**Record extracts:**
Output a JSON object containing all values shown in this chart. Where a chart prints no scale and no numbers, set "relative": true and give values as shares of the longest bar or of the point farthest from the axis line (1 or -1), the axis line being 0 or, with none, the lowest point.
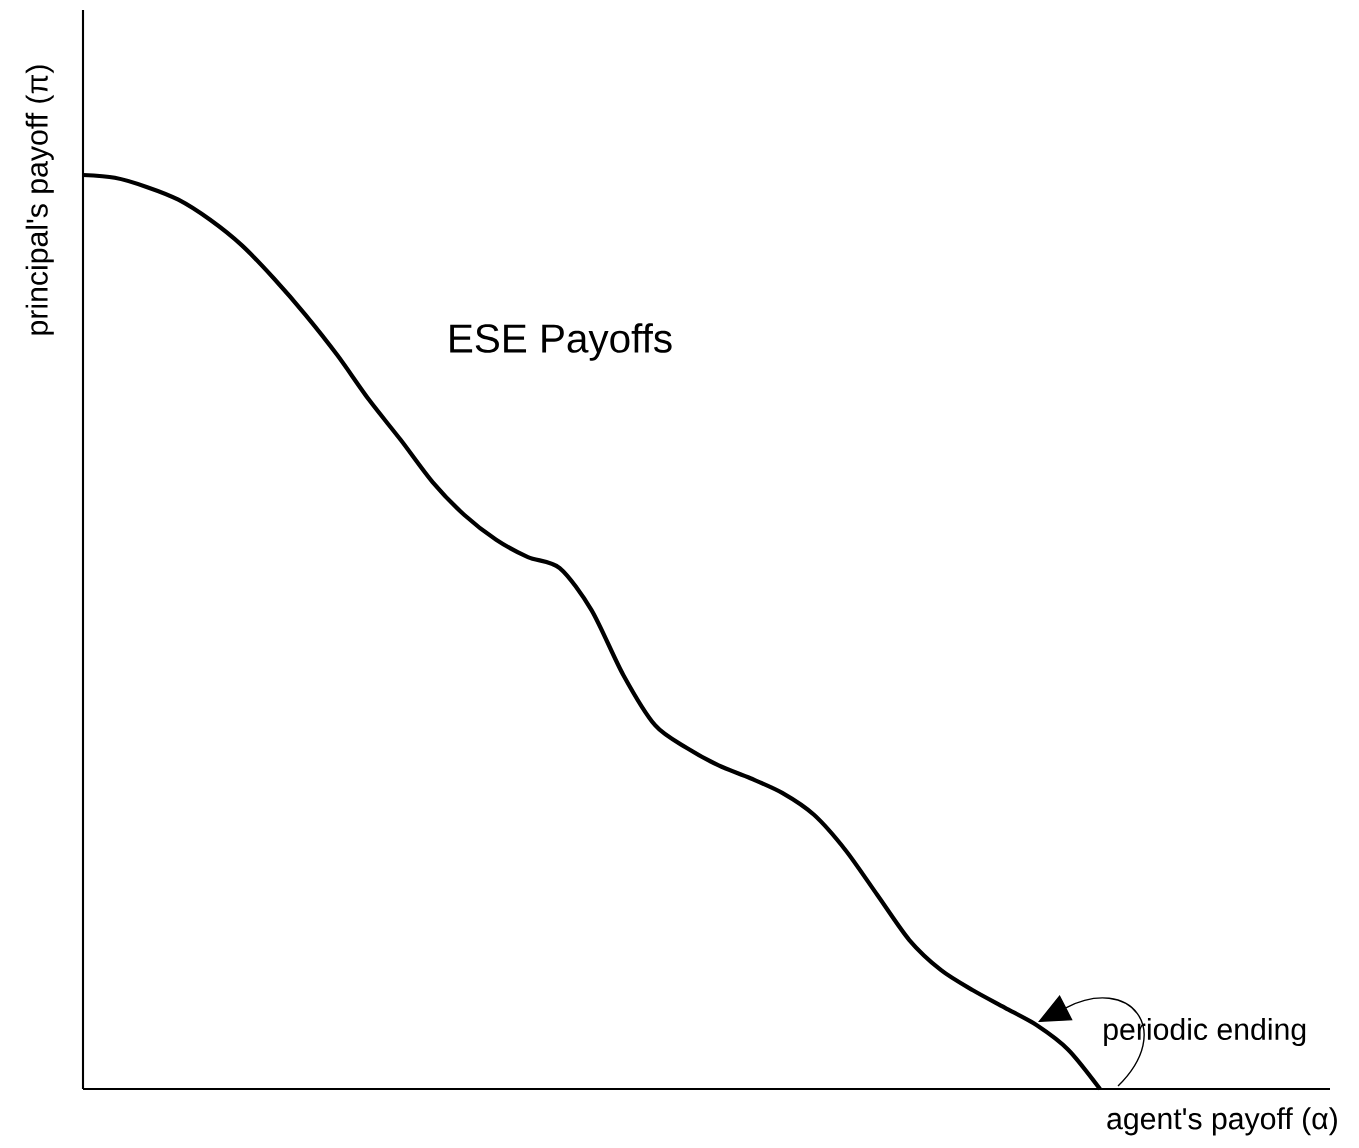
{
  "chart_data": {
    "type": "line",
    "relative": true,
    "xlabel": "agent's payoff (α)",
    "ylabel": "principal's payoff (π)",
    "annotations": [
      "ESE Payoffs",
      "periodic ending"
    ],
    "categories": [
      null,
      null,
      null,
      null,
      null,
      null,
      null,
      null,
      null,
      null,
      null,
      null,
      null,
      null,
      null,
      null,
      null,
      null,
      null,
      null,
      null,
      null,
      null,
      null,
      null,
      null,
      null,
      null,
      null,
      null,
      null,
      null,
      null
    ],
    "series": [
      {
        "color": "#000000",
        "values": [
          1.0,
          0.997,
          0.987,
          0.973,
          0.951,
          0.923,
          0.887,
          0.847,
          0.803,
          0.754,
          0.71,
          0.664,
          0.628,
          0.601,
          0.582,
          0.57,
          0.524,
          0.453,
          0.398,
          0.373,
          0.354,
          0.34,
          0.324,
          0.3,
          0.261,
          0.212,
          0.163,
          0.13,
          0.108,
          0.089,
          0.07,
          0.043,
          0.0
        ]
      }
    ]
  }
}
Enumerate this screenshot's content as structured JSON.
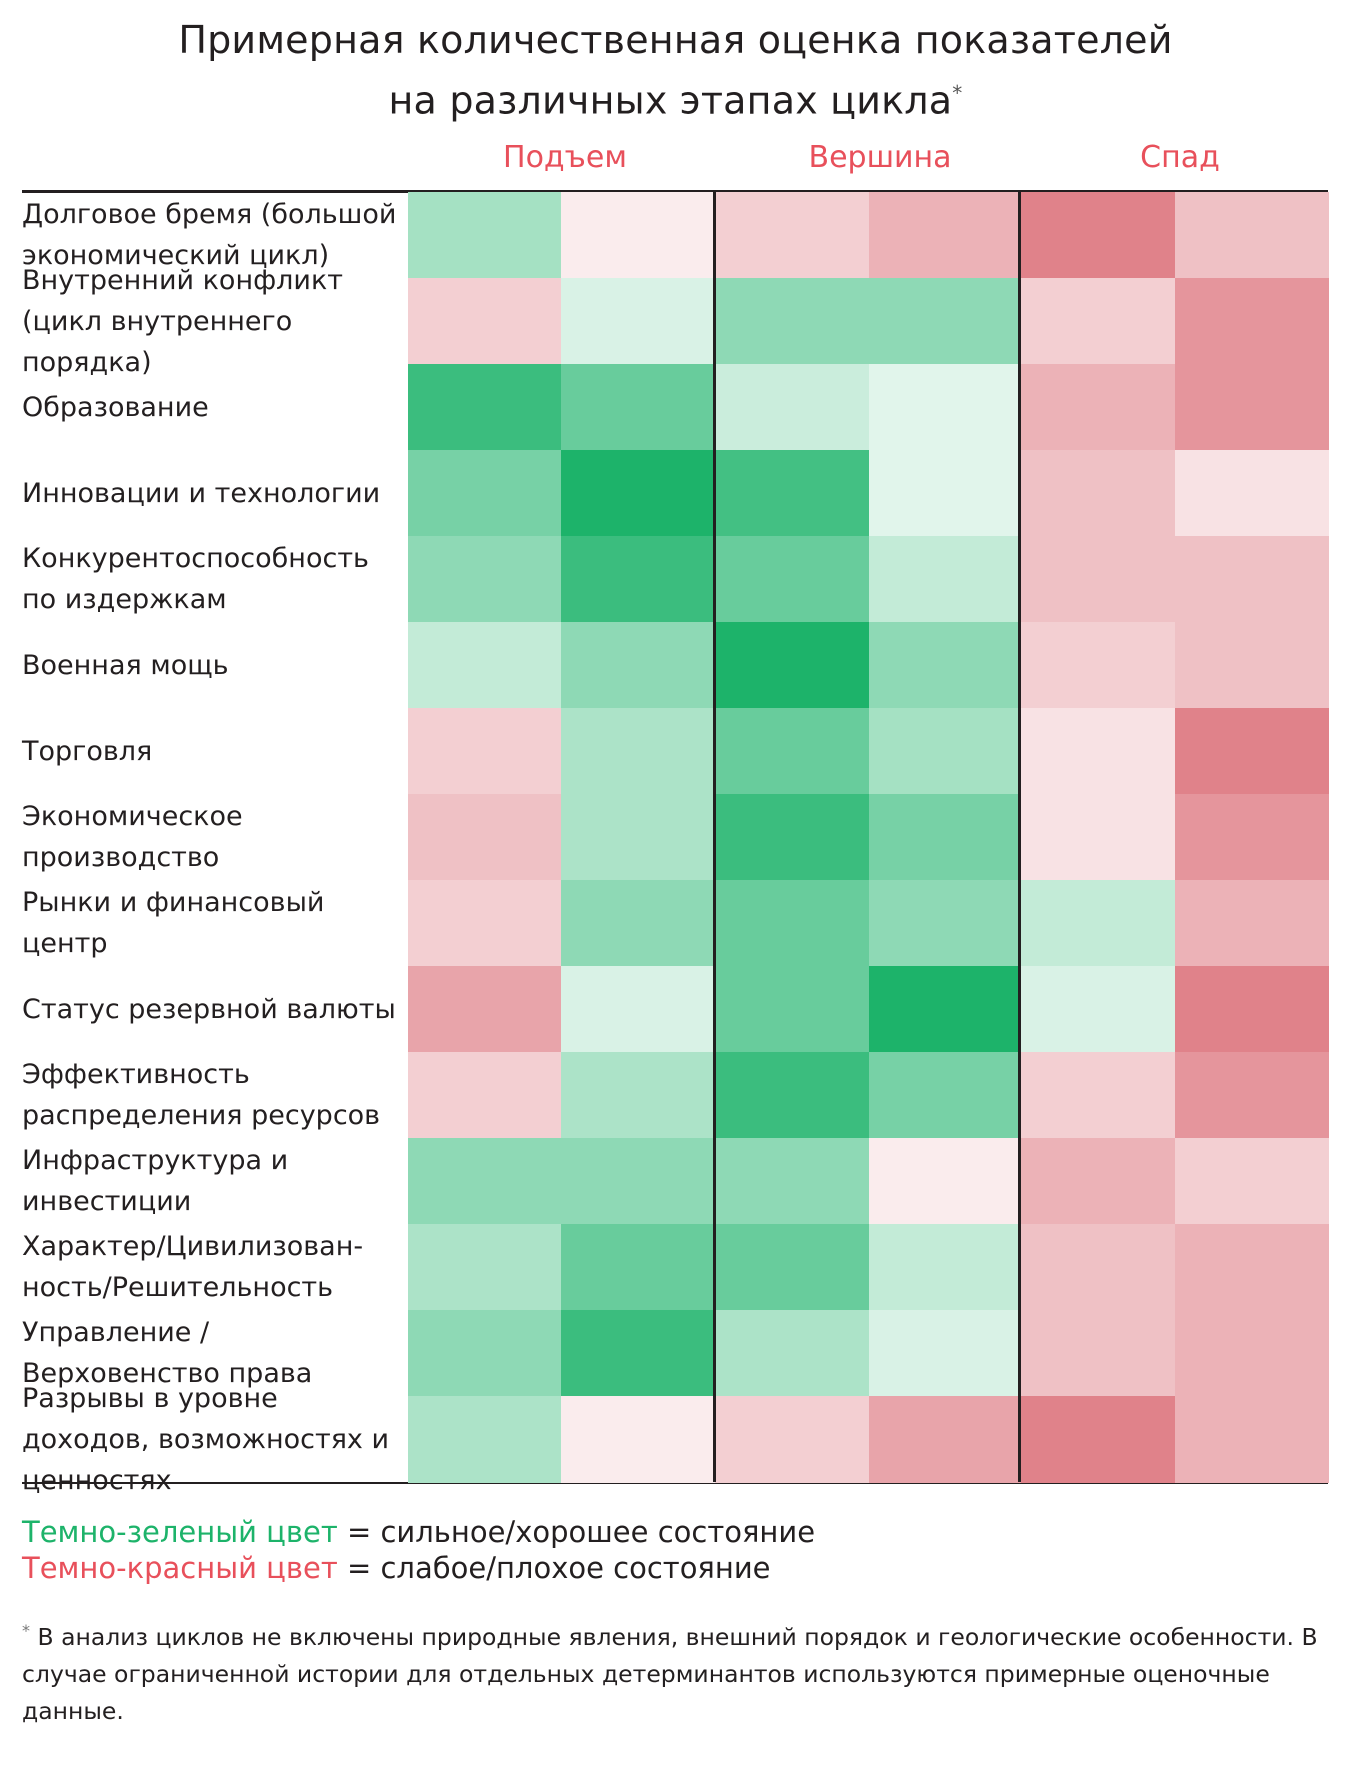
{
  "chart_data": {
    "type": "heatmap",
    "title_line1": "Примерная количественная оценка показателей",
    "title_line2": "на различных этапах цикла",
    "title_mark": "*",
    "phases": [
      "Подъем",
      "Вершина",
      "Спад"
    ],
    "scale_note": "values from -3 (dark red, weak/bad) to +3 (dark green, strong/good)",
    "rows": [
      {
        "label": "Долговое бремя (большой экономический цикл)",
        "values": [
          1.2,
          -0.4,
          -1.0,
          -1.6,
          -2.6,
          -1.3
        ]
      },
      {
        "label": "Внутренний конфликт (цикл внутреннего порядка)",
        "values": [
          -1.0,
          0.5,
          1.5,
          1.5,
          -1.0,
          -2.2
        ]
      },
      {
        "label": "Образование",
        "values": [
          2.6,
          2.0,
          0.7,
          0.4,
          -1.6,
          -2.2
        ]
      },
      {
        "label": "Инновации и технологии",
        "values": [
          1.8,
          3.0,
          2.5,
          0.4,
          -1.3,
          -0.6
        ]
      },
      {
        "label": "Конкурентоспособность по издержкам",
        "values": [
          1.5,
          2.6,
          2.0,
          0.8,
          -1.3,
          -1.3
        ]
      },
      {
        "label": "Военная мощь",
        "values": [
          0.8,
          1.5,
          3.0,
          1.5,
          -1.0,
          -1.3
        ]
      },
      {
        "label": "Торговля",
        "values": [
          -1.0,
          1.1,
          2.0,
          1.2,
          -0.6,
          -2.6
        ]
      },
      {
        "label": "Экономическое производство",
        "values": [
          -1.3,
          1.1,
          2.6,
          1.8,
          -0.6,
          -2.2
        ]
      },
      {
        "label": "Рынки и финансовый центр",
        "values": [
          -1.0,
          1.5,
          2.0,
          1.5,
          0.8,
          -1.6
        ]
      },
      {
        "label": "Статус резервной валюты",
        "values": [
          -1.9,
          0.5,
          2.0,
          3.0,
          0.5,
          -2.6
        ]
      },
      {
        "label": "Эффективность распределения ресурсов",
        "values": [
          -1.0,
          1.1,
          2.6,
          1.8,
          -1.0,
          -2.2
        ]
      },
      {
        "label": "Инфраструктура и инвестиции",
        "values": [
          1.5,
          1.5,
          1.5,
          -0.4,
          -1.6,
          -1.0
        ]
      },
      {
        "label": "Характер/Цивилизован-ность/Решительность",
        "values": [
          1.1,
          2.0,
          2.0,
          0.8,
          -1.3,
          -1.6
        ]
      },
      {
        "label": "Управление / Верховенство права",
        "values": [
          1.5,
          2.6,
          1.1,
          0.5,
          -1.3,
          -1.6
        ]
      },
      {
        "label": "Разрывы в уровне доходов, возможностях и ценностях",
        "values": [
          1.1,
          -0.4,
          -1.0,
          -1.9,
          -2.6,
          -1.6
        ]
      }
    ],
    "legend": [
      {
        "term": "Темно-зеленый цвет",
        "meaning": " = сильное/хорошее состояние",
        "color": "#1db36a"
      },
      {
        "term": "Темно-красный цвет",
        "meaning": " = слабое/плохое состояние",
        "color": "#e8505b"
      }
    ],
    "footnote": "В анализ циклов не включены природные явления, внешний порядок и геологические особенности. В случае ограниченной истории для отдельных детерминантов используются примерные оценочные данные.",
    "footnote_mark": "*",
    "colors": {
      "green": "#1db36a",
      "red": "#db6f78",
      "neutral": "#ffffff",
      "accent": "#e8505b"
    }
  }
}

**Task objective:** Output, exactly, all the records above; include no pictures.

**Answer to the task:**
Output a JSON object containing all values shown in this chart. Where a chart prints no scale and no numbers, set "relative": true and give values as shares of the longest bar or of the point farthest from the axis line (1 or -1), the axis line being 0 or, with none, the lowest point.
{
  "chart_data": {
    "type": "line",
    "relative": true,
    "xlabel": "agent's payoff (α)",
    "ylabel": "principal's payoff (π)",
    "annotations": [
      "ESE Payoffs",
      "periodic ending"
    ],
    "categories": [
      null,
      null,
      null,
      null,
      null,
      null,
      null,
      null,
      null,
      null,
      null,
      null,
      null,
      null,
      null,
      null,
      null,
      null,
      null,
      null,
      null,
      null,
      null,
      null,
      null,
      null,
      null,
      null,
      null,
      null,
      null,
      null,
      null
    ],
    "series": [
      {
        "color": "#000000",
        "values": [
          1.0,
          0.997,
          0.987,
          0.973,
          0.951,
          0.923,
          0.887,
          0.847,
          0.803,
          0.754,
          0.71,
          0.664,
          0.628,
          0.601,
          0.582,
          0.57,
          0.524,
          0.453,
          0.398,
          0.373,
          0.354,
          0.34,
          0.324,
          0.3,
          0.261,
          0.212,
          0.163,
          0.13,
          0.108,
          0.089,
          0.07,
          0.043,
          0.0
        ]
      }
    ]
  }
}
Enumerate this screenshot's content as structured JSON.
{
  "chart_data": {
    "type": "heatmap",
    "title_line1": "Примерная количественная оценка показателей",
    "title_line2": "на различных этапах цикла",
    "title_mark": "*",
    "phases": [
      "Подъем",
      "Вершина",
      "Спад"
    ],
    "scale_note": "values from -3 (dark red, weak/bad) to +3 (dark green, strong/good)",
    "rows": [
      {
        "label": "Долговое бремя (большой экономический цикл)",
        "values": [
          1.2,
          -0.4,
          -1.0,
          -1.6,
          -2.6,
          -1.3
        ]
      },
      {
        "label": "Внутренний конфликт (цикл внутреннего порядка)",
        "values": [
          -1.0,
          0.5,
          1.5,
          1.5,
          -1.0,
          -2.2
        ]
      },
      {
        "label": "Образование",
        "values": [
          2.6,
          2.0,
          0.7,
          0.4,
          -1.6,
          -2.2
        ]
      },
      {
        "label": "Инновации и технологии",
        "values": [
          1.8,
          3.0,
          2.5,
          0.4,
          -1.3,
          -0.6
        ]
      },
      {
        "label": "Конкурентоспособность по издержкам",
        "values": [
          1.5,
          2.6,
          2.0,
          0.8,
          -1.3,
          -1.3
        ]
      },
      {
        "label": "Военная мощь",
        "values": [
          0.8,
          1.5,
          3.0,
          1.5,
          -1.0,
          -1.3
        ]
      },
      {
        "label": "Торговля",
        "values": [
          -1.0,
          1.1,
          2.0,
          1.2,
          -0.6,
          -2.6
        ]
      },
      {
        "label": "Экономическое производство",
        "values": [
          -1.3,
          1.1,
          2.6,
          1.8,
          -0.6,
          -2.2
        ]
      },
      {
        "label": "Рынки и финансовый центр",
        "values": [
          -1.0,
          1.5,
          2.0,
          1.5,
          0.8,
          -1.6
        ]
      },
      {
        "label": "Статус резервной валюты",
        "values": [
          -1.9,
          0.5,
          2.0,
          3.0,
          0.5,
          -2.6
        ]
      },
      {
        "label": "Эффективность распределения ресурсов",
        "values": [
          -1.0,
          1.1,
          2.6,
          1.8,
          -1.0,
          -2.2
        ]
      },
      {
        "label": "Инфраструктура и инвестиции",
        "values": [
          1.5,
          1.5,
          1.5,
          -0.4,
          -1.6,
          -1.0
        ]
      },
      {
        "label": "Характер/Цивилизован-ность/Решительность",
        "values": [
          1.1,
          2.0,
          2.0,
          0.8,
          -1.3,
          -1.6
        ]
      },
      {
        "label": "Управление / Верховенство права",
        "values": [
          1.5,
          2.6,
          1.1,
          0.5,
          -1.3,
          -1.6
        ]
      },
      {
        "label": "Разрывы в уровне доходов, возможностях и ценностях",
        "values": [
          1.1,
          -0.4,
          -1.0,
          -1.9,
          -2.6,
          -1.6
        ]
      }
    ],
    "legend": [
      {
        "term": "Темно-зеленый цвет",
        "meaning": " = сильное/хорошее состояние",
        "color": "#1db36a"
      },
      {
        "term": "Темно-красный цвет",
        "meaning": " = слабое/плохое состояние",
        "color": "#e8505b"
      }
    ],
    "footnote": "В анализ циклов не включены природные явления, внешний порядок и геологические особенности. В случае ограниченной истории для отдельных детерминантов используются примерные оценочные данные.",
    "footnote_mark": "*",
    "colors": {
      "green": "#1db36a",
      "red": "#db6f78",
      "neutral": "#ffffff",
      "accent": "#e8505b"
    }
  }
}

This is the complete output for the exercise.